Problem statement: Reproduce the material below with each instance of "responses" switched to "replies" and everything else unchanged. Omit the pictures from your answer.

Extracted information:

>>>

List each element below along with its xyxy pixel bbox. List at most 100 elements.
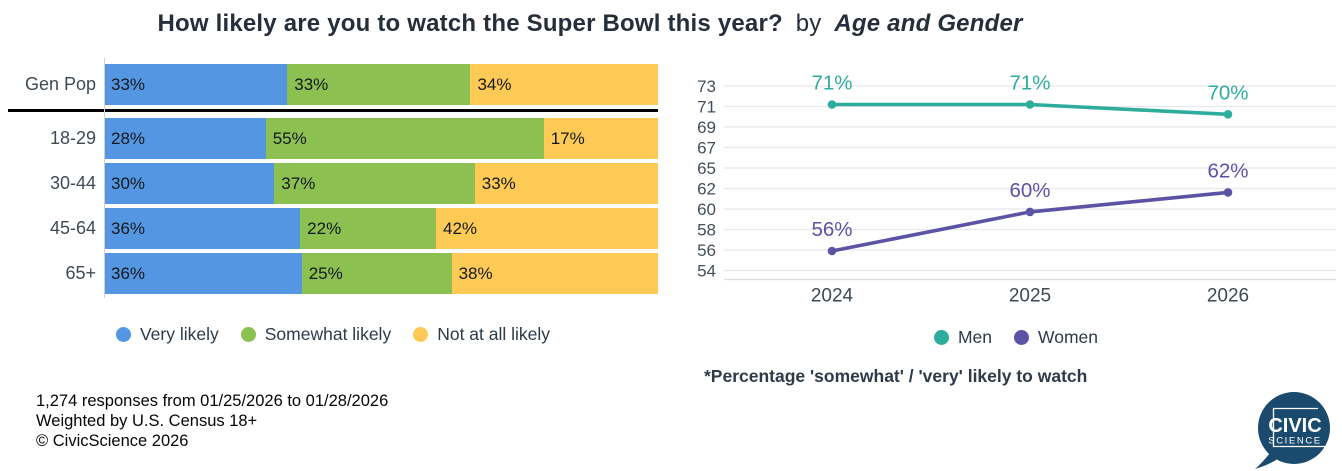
data-point-men [1025, 100, 1035, 109]
footer-responses: 1,274 responses from 01/25/2026 to 01/28… [36, 392, 389, 410]
bar-segment-value: 36% [111, 263, 146, 283]
data-point-men [1223, 110, 1233, 119]
bar-segment-value: 55% [272, 128, 307, 148]
legend-item-not-at-all-likely: Not at all likely [413, 324, 550, 345]
legend-item-very-likely: Very likely [115, 324, 219, 345]
legend-dot-icon [413, 327, 429, 342]
data-point-label: 71% [811, 72, 852, 95]
title-question: How likely are you to watch the Super Bo… [157, 10, 783, 37]
bar-row-65-: 65+ 36% 25% 38% [8, 253, 658, 294]
bar-track: 28% 55% 17% [104, 118, 658, 159]
logo-bubble-tail [1255, 453, 1279, 469]
civicscience-logo: CIVIC SCIENCE [1246, 391, 1336, 471]
data-point-women [1025, 207, 1035, 217]
bar-segment-somewhat-likely: 22% [300, 208, 436, 249]
bar-row-30-44: 30-44 30% 37% 33% [8, 163, 658, 204]
stacked-bar-chart: Gen Pop 33% 33% 34% 18-29 28% 55% 17% 30-44 30% 37… [8, 58, 659, 345]
legend-label: Somewhat likely [264, 324, 392, 344]
bar-segment-value: 37% [281, 173, 316, 193]
footer-copyright: © CivicScience 2026 [36, 431, 189, 450]
bar-category-label: 30-44 [49, 173, 96, 193]
data-point-women [1223, 188, 1233, 197]
bar-segment-value: 25% [308, 263, 343, 283]
y-tick-label: 62 [697, 180, 716, 199]
data-point-label: 71% [1009, 72, 1050, 95]
bar-segment-value: 38% [458, 263, 493, 283]
legend-dot-icon [115, 327, 131, 342]
bar-segment-very-likely: 30% [104, 163, 275, 204]
civicscience-logo-svg: CIVIC SCIENCE [1255, 392, 1330, 469]
bar-segment-very-likely: 33% [104, 64, 288, 105]
bar-chart-legend: Very likely Somewhat likely Not at all lik… [8, 324, 658, 345]
data-point-label: 60% [1009, 179, 1050, 202]
y-tick-label: 54 [697, 262, 716, 281]
bar-row-18-29: 18-29 28% 55% 17% [8, 118, 658, 159]
legend-label: Men [957, 327, 993, 347]
logo-text-civic: CIVIC [1268, 415, 1321, 437]
bar-segment-not-at-all-likely: 33% [474, 163, 658, 204]
bar-category-label: Gen Pop [24, 74, 96, 94]
bar-segment-not-at-all-likely: 34% [470, 64, 659, 105]
bar-track: 36% 25% 38% [104, 253, 658, 294]
chart-footnote: *Percentage 'somewhat' / 'very' likely t… [704, 366, 1088, 386]
bar-segment-value: 36% [111, 218, 146, 238]
bar-segment-not-at-all-likely: 42% [435, 208, 658, 249]
bar-segment-somewhat-likely: 25% [301, 253, 452, 294]
bar-axis-line [104, 58, 105, 298]
data-point-women [827, 246, 837, 256]
title-by: by [795, 10, 822, 37]
legend-label: Not at all likely [437, 324, 551, 344]
logo-frame [1272, 407, 1325, 448]
bar-segment-not-at-all-likely: 17% [543, 118, 658, 159]
bar-track: 36% 22% 42% [104, 208, 658, 249]
legend-dot-icon [1014, 330, 1030, 345]
data-point-label: 62% [1207, 159, 1248, 182]
data-point-men [827, 100, 837, 109]
bar-track: 33% 33% 34% [104, 64, 659, 105]
bar-category-label: 45-64 [49, 218, 96, 238]
legend-dot-icon [240, 327, 256, 342]
y-tick-label: 56 [697, 241, 716, 260]
legend-item-somewhat-likely: Somewhat likely [240, 324, 392, 345]
bar-segment-very-likely: 28% [104, 118, 266, 159]
bar-segment-somewhat-likely: 37% [274, 163, 475, 204]
footer-weighting: Weighted by U.S. Census 18+ [36, 411, 258, 430]
bar-category-label: 65+ [65, 263, 96, 283]
page-title: How likely are you to watch the Super Bo… [0, 10, 1180, 38]
logo-text-science: SCIENCE [1268, 436, 1321, 447]
bar-segment-value: 42% [442, 218, 478, 238]
bar-segment-somewhat-likely: 33% [287, 64, 471, 105]
legend-item-women: Women [1014, 327, 1098, 348]
source-footer: 1,274 responses from 01/25/2026 to 01/28… [36, 392, 388, 451]
bar-segment-value: 33% [481, 173, 516, 193]
data-point-label: 56% [811, 218, 852, 241]
y-tick-label: 71 [697, 98, 716, 117]
bar-segment-very-likely: 36% [104, 208, 301, 249]
bar-rows: Gen Pop 33% 33% 34% 18-29 28% 55% 17% 30-44 30% 37… [8, 58, 659, 298]
bar-row-45-64: 45-64 36% 22% 42% [8, 208, 658, 249]
x-tick-label: 2025 [1009, 286, 1051, 307]
line-chart-legend: Men Women [690, 327, 1342, 348]
legend-dot-icon [933, 330, 949, 345]
bar-row-gen-pop: Gen Pop 33% 33% 34% [8, 64, 659, 105]
bar-segment-value: 33% [294, 74, 329, 94]
x-tick-label: 2024 [811, 286, 854, 307]
bar-segment-value: 34% [477, 74, 512, 94]
bar-segment-value: 28% [111, 128, 146, 148]
line-chart: 73 71 69 67 65 62 60 58 56 54 2024 2025 2026 71% 71% 70… [690, 66, 1342, 311]
y-tick-label: 69 [697, 118, 716, 137]
bar-segment-somewhat-likely: 55% [265, 118, 544, 159]
bar-segment-value: 33% [111, 74, 146, 94]
bar-segment-value: 30% [111, 173, 146, 193]
bar-segment-very-likely: 36% [104, 253, 302, 294]
data-point-label: 70% [1207, 81, 1248, 104]
y-tick-label: 65 [697, 159, 716, 178]
legend-item-men: Men [933, 327, 993, 348]
bar-segment-value: 22% [307, 218, 342, 238]
gen-pop-divider [8, 109, 658, 112]
bar-track: 30% 37% 33% [104, 163, 658, 204]
y-tick-label: 58 [697, 221, 716, 240]
legend-label: Very likely [139, 324, 219, 344]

<<<

Answer to this problem:
List each element below along with its xyxy pixel bbox. List at most 100 elements.
data-point-men [1025, 100, 1035, 109]
footer-replies: 1,274 replies from 01/25/2026 to 01/28… [36, 392, 389, 410]
bar-segment-value: 36% [111, 263, 146, 283]
data-point-men [1223, 110, 1233, 119]
bar-segment-value: 55% [272, 128, 307, 148]
legend-item-not-at-all-likely: Not at all likely [413, 324, 550, 345]
legend-item-very-likely: Very likely [115, 324, 219, 345]
legend-dot-icon [413, 327, 429, 342]
data-point-label: 71% [811, 72, 852, 95]
title-question: How likely are you to watch the Super Bo… [157, 10, 783, 37]
bar-row-65-: 65+ 36% 25% 38% [8, 253, 658, 294]
bar-track: 28% 55% 17% [104, 118, 658, 159]
logo-bubble-tail [1255, 453, 1279, 469]
civicscience-logo: CIVIC SCIENCE [1246, 391, 1336, 471]
data-point-women [1025, 207, 1035, 217]
bar-segment-somewhat-likely: 22% [300, 208, 436, 249]
bar-row-30-44: 30-44 30% 37% 33% [8, 163, 658, 204]
stacked-bar-chart: Gen Pop 33% 33% 34% 18-29 28% 55% 17% 30-44 30% 37… [8, 58, 659, 345]
legend-label: Somewhat likely [264, 324, 392, 344]
bar-segment-value: 37% [281, 173, 316, 193]
footer-copyright: © CivicScience 2026 [36, 431, 189, 450]
bar-category-label: 30-44 [49, 173, 96, 193]
data-point-women [1223, 188, 1233, 197]
bar-segment-value: 25% [308, 263, 343, 283]
y-tick-label: 62 [697, 180, 716, 199]
data-point-label: 71% [1009, 72, 1050, 95]
bar-segment-value: 38% [458, 263, 493, 283]
legend-dot-icon [115, 327, 131, 342]
bar-segment-very-likely: 30% [104, 163, 275, 204]
civicscience-logo-svg: CIVIC SCIENCE [1255, 392, 1330, 469]
bar-segment-very-likely: 33% [104, 64, 288, 105]
bar-chart-legend: Very likely Somewhat likely Not at all lik… [8, 324, 658, 345]
data-point-label: 60% [1009, 179, 1050, 202]
y-tick-label: 54 [697, 262, 716, 281]
bar-row-18-29: 18-29 28% 55% 17% [8, 118, 658, 159]
legend-label: Men [957, 327, 993, 347]
logo-text-civic: CIVIC [1268, 415, 1321, 437]
bar-segment-not-at-all-likely: 33% [474, 163, 658, 204]
bar-category-label: Gen Pop [24, 74, 96, 94]
bar-segment-not-at-all-likely: 34% [470, 64, 659, 105]
bar-track: 36% 25% 38% [104, 253, 658, 294]
chart-footnote: *Percentage 'somewhat' / 'very' likely t… [704, 366, 1088, 386]
bar-segment-value: 36% [111, 218, 146, 238]
bar-segment-not-at-all-likely: 42% [435, 208, 658, 249]
bar-segment-somewhat-likely: 25% [301, 253, 452, 294]
bar-axis-line [104, 58, 105, 298]
data-point-women [827, 246, 837, 256]
title-by: by [795, 10, 822, 37]
legend-label: Not at all likely [437, 324, 551, 344]
logo-frame [1272, 407, 1325, 448]
bar-segment-not-at-all-likely: 17% [543, 118, 658, 159]
bar-track: 36% 22% 42% [104, 208, 658, 249]
legend-dot-icon [1014, 330, 1030, 345]
data-point-label: 62% [1207, 159, 1248, 182]
data-point-men [827, 100, 837, 109]
bar-track: 33% 33% 34% [104, 64, 659, 105]
bar-category-label: 45-64 [49, 218, 96, 238]
legend-dot-icon [240, 327, 256, 342]
y-tick-label: 56 [697, 241, 716, 260]
legend-item-somewhat-likely: Somewhat likely [240, 324, 392, 345]
bar-segment-very-likely: 28% [104, 118, 266, 159]
bar-segment-somewhat-likely: 37% [274, 163, 475, 204]
footer-weighting: Weighted by U.S. Census 18+ [36, 411, 258, 430]
bar-category-label: 65+ [65, 263, 96, 283]
page-title: How likely are you to watch the Super Bo… [0, 10, 1180, 38]
logo-text-science: SCIENCE [1268, 436, 1321, 447]
bar-segment-value: 42% [442, 218, 478, 238]
bar-segment-somewhat-likely: 33% [287, 64, 471, 105]
legend-item-women: Women [1014, 327, 1098, 348]
source-footer: 1,274 replies from 01/25/2026 to 01/28… [36, 392, 388, 451]
bar-segment-value: 33% [481, 173, 516, 193]
data-point-label: 56% [811, 218, 852, 241]
y-tick-label: 71 [697, 98, 716, 117]
bar-segment-very-likely: 36% [104, 208, 301, 249]
bar-rows: Gen Pop 33% 33% 34% 18-29 28% 55% 17% 30-44 30% 37… [8, 58, 659, 298]
bar-row-45-64: 45-64 36% 22% 42% [8, 208, 658, 249]
x-tick-label: 2025 [1009, 286, 1051, 307]
line-chart-legend: Men Women [690, 327, 1342, 348]
legend-dot-icon [933, 330, 949, 345]
bar-row-gen-pop: Gen Pop 33% 33% 34% [8, 64, 659, 105]
bar-segment-value: 33% [294, 74, 329, 94]
x-tick-label: 2024 [811, 286, 854, 307]
bar-segment-value: 34% [477, 74, 512, 94]
bar-segment-value: 28% [111, 128, 146, 148]
line-chart: 73 71 69 67 65 62 60 58 56 54 2024 2025 2026 71% 71% 70… [690, 66, 1342, 311]
y-tick-label: 69 [697, 118, 716, 137]
bar-segment-somewhat-likely: 55% [265, 118, 544, 159]
bar-segment-value: 33% [111, 74, 146, 94]
bar-segment-value: 30% [111, 173, 146, 193]
bar-segment-very-likely: 36% [104, 253, 302, 294]
data-point-label: 70% [1207, 81, 1248, 104]
y-tick-label: 65 [697, 159, 716, 178]
legend-item-men: Men [933, 327, 993, 348]
bar-segment-value: 22% [307, 218, 342, 238]
gen-pop-divider [8, 109, 658, 112]
bar-track: 30% 37% 33% [104, 163, 658, 204]
y-tick-label: 58 [697, 221, 716, 240]
legend-label: Very likely [139, 324, 219, 344]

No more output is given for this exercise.